** THE REQUEST **
Give only the number of lines that contain the word "problems".

** EXERCISE MATERIAL **
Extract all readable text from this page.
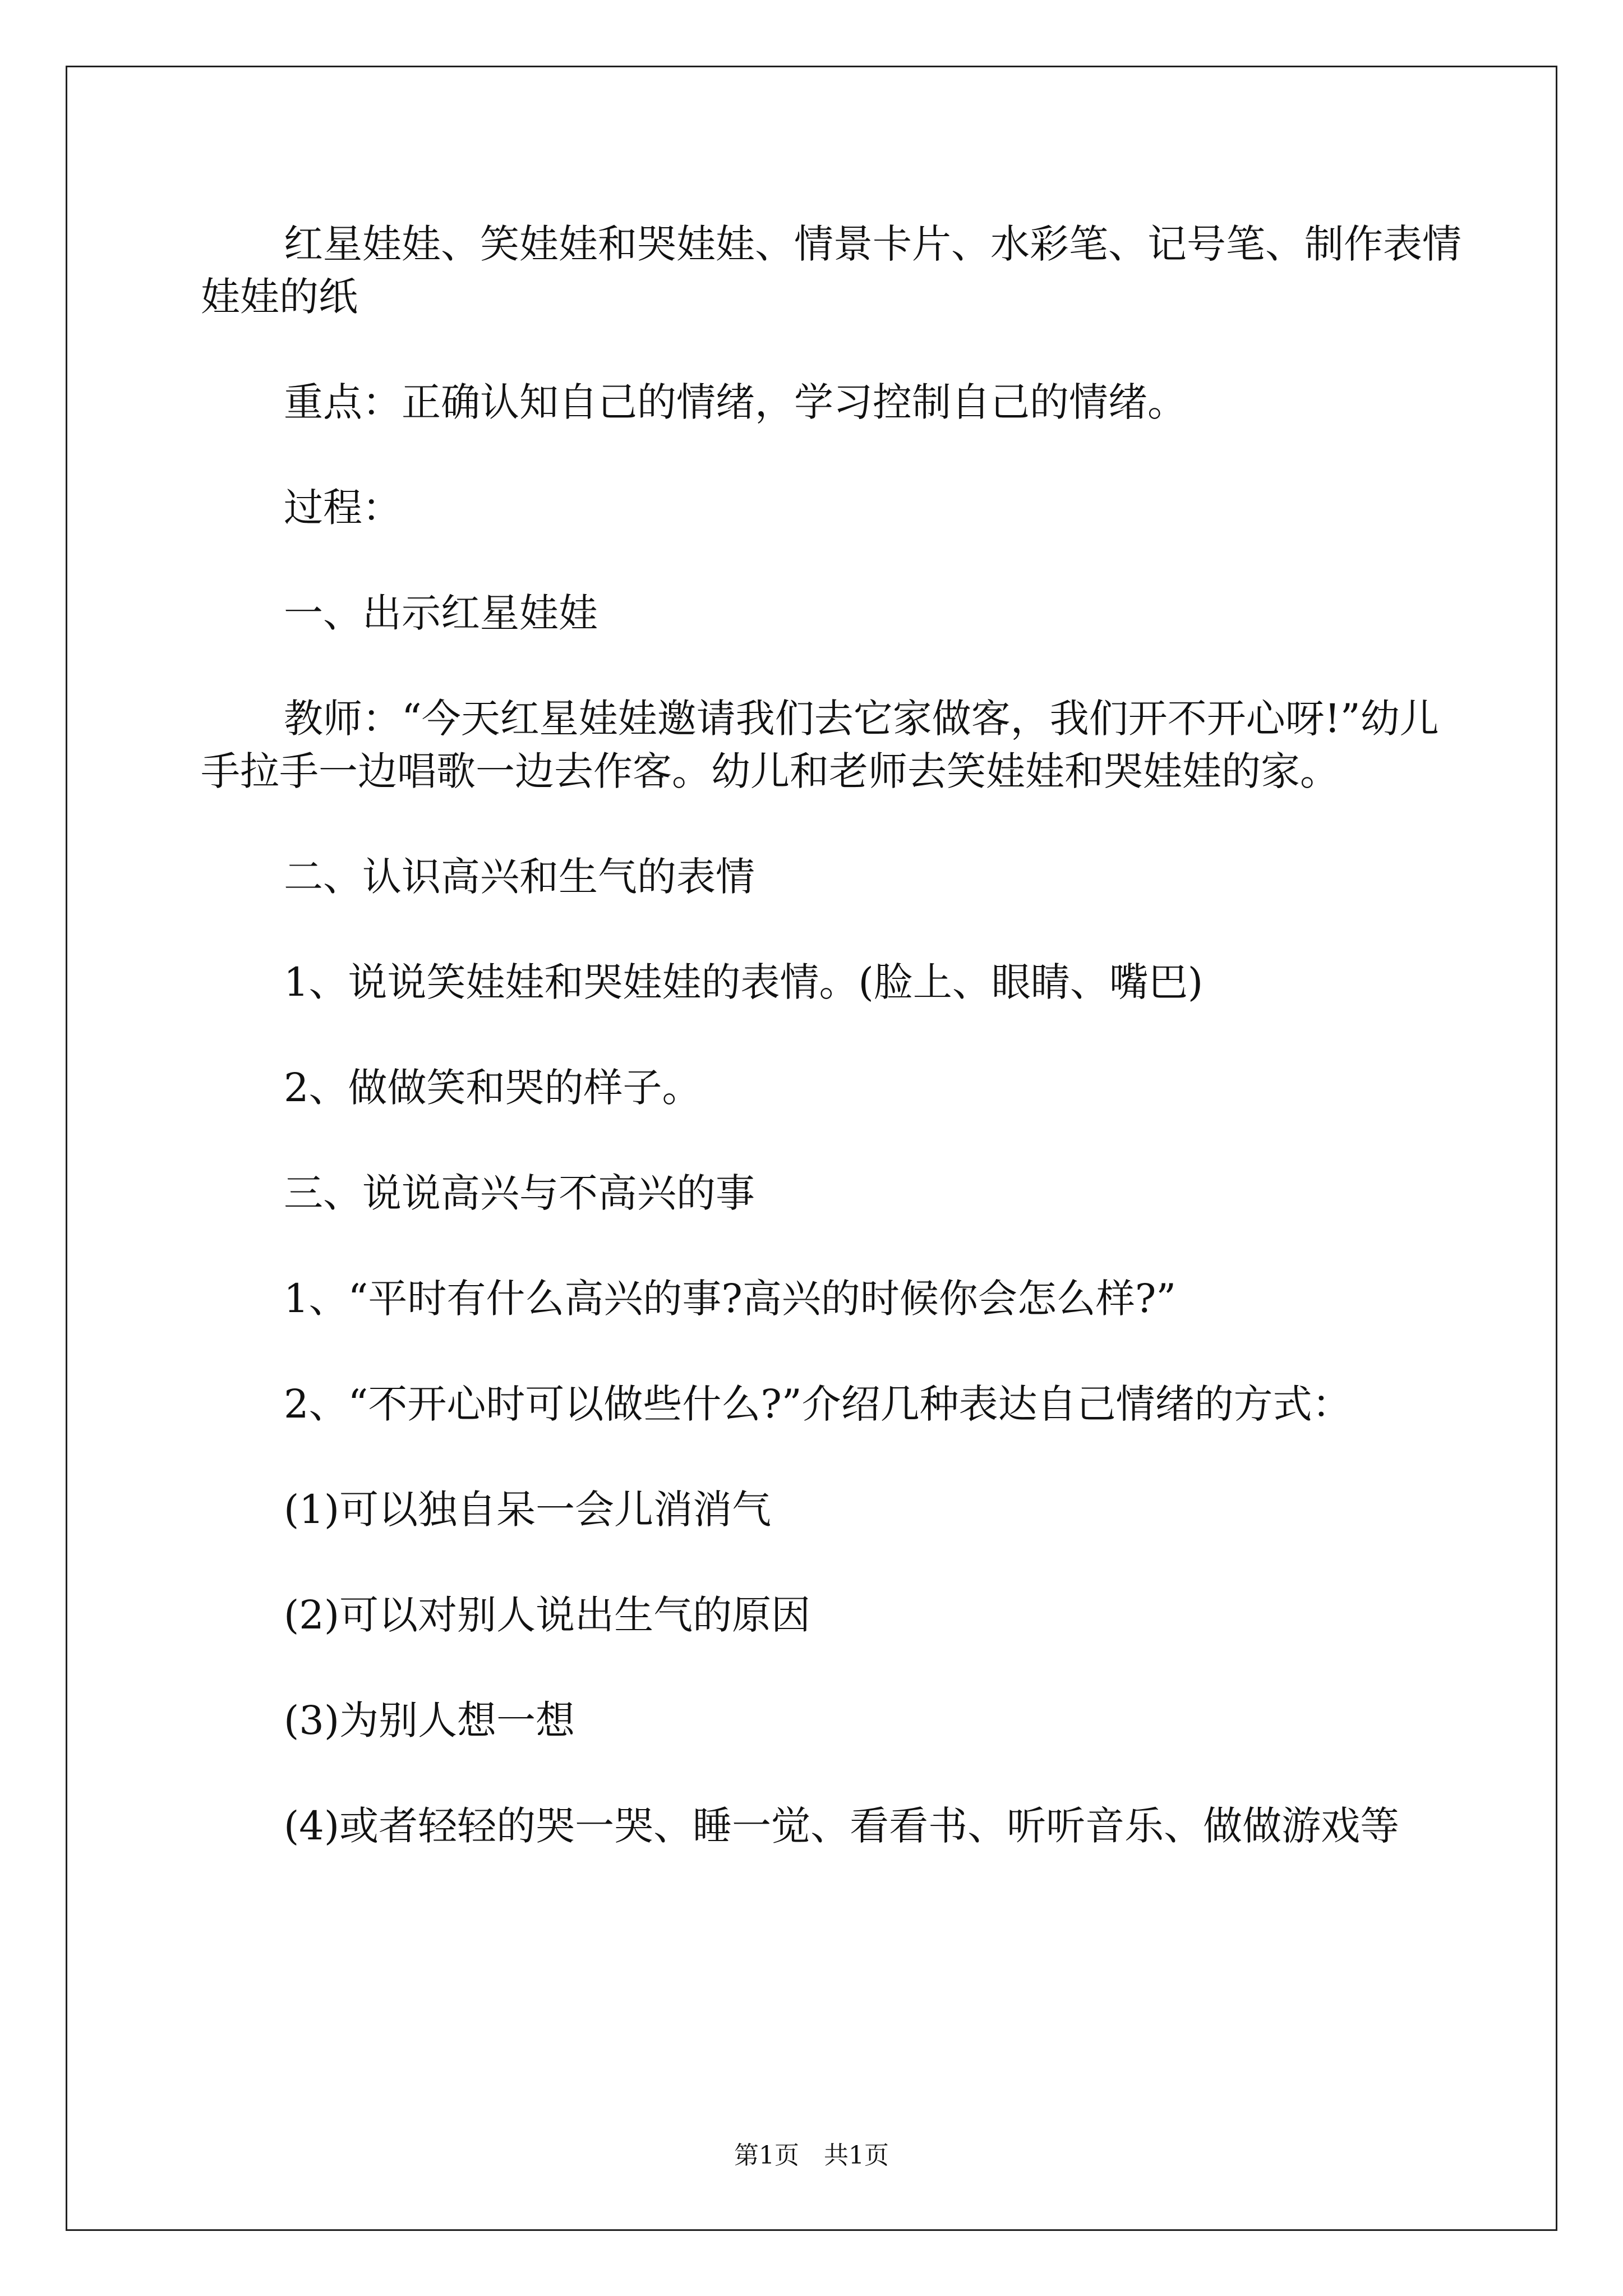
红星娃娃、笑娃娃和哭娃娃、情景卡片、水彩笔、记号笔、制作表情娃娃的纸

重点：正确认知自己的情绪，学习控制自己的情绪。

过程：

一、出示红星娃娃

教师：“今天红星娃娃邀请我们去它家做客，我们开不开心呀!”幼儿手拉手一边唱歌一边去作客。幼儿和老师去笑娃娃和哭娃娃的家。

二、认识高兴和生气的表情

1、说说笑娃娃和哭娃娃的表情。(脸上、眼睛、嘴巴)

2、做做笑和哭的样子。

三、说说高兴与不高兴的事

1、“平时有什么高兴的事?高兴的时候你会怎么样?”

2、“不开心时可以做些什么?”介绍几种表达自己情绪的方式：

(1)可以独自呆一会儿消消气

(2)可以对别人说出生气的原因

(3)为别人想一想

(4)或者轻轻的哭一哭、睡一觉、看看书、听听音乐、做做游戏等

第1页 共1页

...

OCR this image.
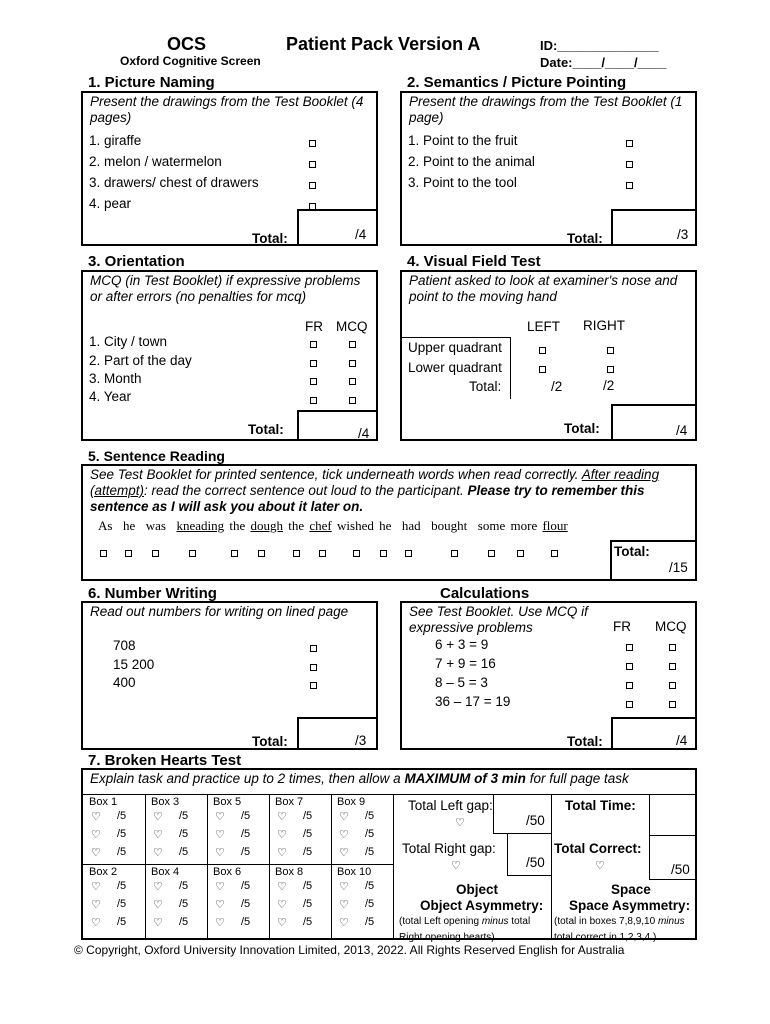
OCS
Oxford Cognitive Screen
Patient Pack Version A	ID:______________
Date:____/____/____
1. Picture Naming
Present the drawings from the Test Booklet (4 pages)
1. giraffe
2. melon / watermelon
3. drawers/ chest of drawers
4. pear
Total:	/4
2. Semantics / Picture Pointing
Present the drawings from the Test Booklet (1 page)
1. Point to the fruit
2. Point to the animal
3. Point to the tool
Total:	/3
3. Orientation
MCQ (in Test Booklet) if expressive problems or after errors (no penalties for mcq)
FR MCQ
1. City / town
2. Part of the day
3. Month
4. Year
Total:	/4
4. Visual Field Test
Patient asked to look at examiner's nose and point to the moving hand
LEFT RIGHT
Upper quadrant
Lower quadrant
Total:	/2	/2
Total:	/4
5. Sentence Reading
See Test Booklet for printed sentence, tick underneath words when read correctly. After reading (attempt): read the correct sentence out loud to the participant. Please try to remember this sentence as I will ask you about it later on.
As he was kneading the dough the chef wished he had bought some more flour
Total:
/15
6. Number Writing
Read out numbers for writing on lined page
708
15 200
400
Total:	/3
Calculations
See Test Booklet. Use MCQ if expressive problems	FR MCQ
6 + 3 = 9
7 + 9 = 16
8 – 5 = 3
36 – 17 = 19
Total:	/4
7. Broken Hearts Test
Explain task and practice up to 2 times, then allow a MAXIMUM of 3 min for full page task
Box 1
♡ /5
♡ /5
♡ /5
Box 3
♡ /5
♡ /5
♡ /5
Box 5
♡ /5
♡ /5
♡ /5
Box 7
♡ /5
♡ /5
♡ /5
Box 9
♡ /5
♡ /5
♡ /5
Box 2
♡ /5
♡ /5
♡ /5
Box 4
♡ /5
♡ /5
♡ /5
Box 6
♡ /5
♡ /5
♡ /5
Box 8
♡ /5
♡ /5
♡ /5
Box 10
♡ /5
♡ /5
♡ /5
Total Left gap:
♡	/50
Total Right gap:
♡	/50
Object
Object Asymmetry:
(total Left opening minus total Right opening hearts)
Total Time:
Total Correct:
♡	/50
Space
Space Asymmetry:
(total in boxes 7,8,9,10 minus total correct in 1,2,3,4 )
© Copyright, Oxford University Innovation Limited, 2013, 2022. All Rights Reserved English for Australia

* * *

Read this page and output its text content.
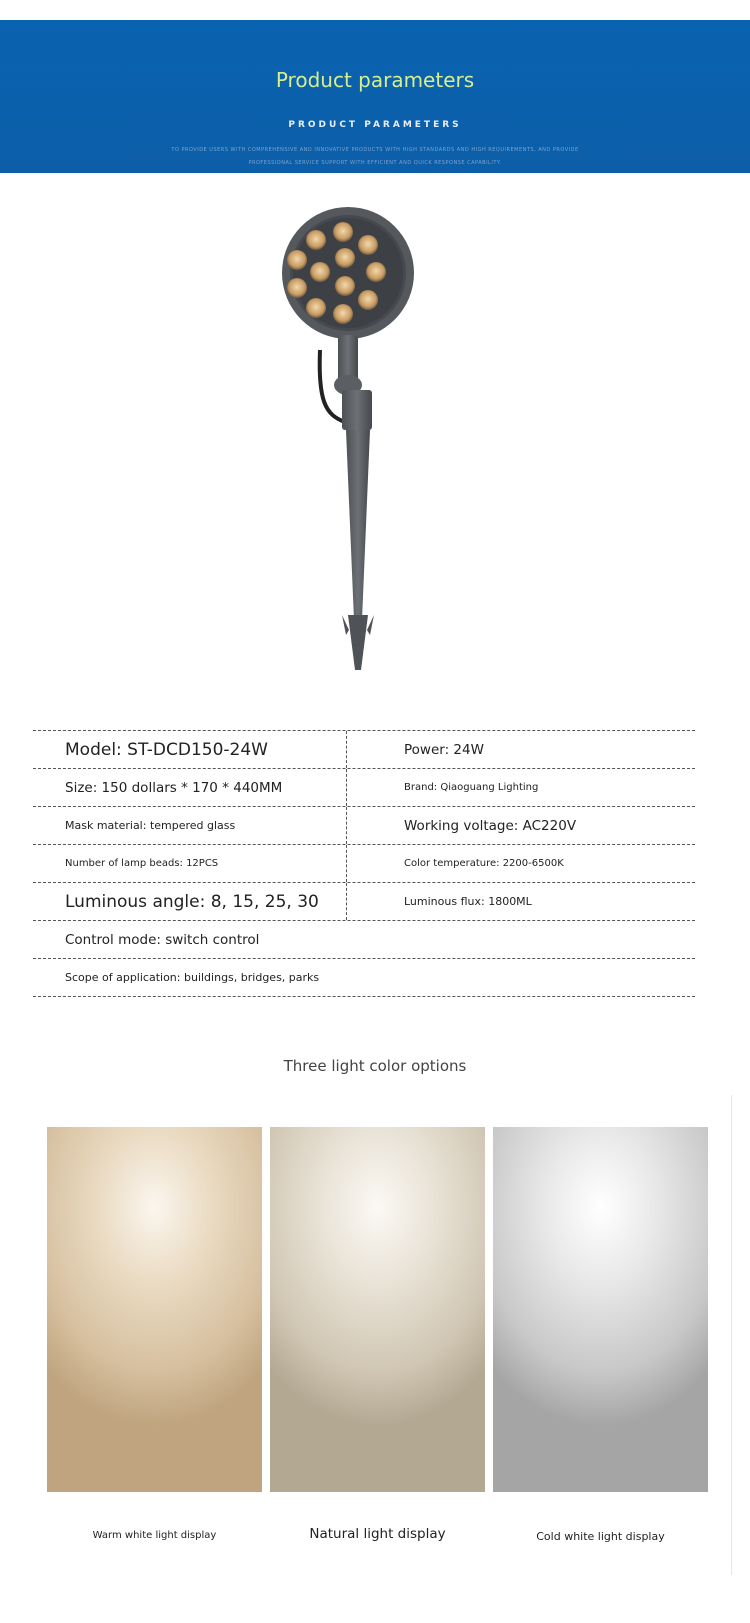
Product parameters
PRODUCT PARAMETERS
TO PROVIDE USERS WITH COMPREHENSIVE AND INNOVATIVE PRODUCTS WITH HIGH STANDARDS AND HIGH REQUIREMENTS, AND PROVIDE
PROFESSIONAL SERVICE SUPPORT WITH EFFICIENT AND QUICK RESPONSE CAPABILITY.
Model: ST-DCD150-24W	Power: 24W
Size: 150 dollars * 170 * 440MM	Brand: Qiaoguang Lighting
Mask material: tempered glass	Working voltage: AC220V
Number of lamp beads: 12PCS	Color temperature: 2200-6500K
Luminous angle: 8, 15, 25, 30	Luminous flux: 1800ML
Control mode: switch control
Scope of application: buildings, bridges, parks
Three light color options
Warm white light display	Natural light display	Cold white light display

** WRITTEN SOLUTION **
2